■ Exercise ■
Give the number of lines in this listing that contain "предотвращает", with no other words.

■ Exercise materials ■
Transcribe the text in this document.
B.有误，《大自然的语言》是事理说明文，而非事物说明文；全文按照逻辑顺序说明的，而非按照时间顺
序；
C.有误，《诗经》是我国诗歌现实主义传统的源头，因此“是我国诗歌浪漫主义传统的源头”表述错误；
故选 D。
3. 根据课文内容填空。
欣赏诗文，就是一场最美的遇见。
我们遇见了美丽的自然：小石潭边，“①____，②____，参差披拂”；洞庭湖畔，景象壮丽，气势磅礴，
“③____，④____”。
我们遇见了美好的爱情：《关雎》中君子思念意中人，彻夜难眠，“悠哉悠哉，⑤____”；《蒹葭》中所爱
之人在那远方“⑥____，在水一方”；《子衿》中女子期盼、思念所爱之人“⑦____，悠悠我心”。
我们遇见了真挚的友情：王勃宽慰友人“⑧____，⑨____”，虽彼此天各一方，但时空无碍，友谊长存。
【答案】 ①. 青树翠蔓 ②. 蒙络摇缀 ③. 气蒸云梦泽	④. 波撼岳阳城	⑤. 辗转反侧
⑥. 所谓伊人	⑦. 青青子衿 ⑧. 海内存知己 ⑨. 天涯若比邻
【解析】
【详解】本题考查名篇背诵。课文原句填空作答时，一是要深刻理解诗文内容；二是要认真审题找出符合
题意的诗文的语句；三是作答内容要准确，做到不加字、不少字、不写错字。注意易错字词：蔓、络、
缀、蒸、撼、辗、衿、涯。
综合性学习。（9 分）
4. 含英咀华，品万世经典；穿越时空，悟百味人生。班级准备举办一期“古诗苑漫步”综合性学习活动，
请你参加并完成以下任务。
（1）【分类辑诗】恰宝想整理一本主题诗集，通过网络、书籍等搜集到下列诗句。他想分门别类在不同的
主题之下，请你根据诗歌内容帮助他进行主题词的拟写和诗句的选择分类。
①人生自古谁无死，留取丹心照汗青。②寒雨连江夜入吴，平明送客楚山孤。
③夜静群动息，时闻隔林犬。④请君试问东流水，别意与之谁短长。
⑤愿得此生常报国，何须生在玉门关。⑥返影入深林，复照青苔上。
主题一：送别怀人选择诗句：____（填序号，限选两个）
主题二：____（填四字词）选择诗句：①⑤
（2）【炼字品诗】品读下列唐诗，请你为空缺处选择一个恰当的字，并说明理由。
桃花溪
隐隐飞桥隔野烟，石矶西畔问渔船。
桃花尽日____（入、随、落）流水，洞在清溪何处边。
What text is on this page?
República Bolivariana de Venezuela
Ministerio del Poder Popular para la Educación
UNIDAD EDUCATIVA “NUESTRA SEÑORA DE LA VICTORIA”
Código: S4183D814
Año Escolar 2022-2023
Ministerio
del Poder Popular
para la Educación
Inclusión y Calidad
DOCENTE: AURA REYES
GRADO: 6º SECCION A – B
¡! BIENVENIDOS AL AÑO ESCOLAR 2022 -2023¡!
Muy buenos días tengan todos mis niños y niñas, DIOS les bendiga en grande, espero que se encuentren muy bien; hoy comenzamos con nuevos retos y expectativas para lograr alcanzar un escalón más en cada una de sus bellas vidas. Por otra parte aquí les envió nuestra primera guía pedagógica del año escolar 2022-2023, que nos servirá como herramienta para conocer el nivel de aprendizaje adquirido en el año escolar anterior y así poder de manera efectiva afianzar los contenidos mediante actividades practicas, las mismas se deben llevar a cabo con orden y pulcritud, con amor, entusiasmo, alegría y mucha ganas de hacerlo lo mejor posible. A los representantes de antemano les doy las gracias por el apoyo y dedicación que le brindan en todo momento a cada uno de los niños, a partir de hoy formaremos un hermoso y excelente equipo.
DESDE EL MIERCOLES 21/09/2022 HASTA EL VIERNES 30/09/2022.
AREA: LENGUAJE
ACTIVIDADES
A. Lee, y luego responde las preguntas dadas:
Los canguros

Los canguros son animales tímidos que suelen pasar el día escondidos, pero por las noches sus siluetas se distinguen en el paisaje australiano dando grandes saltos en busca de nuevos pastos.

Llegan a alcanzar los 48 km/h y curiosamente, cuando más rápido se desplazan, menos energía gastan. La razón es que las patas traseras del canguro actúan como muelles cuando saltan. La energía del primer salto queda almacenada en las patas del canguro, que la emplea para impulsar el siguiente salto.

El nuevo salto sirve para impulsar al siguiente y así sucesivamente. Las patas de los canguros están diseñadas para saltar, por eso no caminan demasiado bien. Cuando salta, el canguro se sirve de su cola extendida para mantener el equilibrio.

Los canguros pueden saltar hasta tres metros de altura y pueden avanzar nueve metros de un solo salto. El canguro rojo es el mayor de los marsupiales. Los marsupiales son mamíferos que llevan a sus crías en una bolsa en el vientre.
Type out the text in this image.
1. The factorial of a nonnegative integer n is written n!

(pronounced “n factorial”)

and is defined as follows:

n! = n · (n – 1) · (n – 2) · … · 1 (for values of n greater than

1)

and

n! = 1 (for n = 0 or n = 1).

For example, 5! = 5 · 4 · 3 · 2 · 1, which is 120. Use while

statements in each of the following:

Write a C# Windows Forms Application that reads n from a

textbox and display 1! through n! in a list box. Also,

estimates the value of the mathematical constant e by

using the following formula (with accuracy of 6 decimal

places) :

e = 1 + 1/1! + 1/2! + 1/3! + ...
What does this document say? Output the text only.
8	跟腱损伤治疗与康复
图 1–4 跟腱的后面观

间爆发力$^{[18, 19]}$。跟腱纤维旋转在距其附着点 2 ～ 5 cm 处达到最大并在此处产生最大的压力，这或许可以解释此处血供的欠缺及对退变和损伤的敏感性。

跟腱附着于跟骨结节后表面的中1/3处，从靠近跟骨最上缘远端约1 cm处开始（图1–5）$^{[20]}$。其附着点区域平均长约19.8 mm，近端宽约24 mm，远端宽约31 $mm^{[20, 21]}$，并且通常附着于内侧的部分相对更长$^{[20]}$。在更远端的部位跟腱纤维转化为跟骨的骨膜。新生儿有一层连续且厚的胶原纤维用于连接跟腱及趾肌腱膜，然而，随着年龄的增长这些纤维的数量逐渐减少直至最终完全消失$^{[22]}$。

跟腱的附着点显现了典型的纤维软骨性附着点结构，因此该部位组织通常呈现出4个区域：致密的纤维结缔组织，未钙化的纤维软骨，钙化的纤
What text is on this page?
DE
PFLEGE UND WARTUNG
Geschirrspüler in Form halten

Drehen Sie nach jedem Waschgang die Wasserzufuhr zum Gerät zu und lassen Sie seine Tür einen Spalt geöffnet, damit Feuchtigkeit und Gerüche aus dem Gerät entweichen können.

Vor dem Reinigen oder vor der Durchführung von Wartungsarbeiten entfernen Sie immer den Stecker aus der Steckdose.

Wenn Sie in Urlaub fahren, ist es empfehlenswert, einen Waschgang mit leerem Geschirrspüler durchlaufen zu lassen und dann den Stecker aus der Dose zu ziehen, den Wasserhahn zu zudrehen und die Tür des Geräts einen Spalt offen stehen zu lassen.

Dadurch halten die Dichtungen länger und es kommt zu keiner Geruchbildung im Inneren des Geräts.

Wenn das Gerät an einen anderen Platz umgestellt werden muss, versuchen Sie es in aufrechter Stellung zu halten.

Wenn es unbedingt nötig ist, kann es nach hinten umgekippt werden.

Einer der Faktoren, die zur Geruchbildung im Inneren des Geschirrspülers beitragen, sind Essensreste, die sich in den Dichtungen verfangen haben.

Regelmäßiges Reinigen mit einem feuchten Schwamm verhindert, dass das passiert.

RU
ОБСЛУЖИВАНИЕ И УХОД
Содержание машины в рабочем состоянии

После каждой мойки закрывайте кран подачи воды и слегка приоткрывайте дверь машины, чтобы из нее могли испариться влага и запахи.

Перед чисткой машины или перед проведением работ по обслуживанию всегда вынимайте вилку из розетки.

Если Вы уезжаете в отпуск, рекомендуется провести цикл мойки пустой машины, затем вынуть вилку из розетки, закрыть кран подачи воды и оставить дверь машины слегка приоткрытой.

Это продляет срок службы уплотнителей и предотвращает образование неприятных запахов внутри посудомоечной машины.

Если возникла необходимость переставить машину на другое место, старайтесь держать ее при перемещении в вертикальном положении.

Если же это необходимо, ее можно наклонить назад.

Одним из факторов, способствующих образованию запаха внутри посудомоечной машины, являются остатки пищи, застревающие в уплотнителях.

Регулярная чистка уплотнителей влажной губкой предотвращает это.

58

■ Result ■
2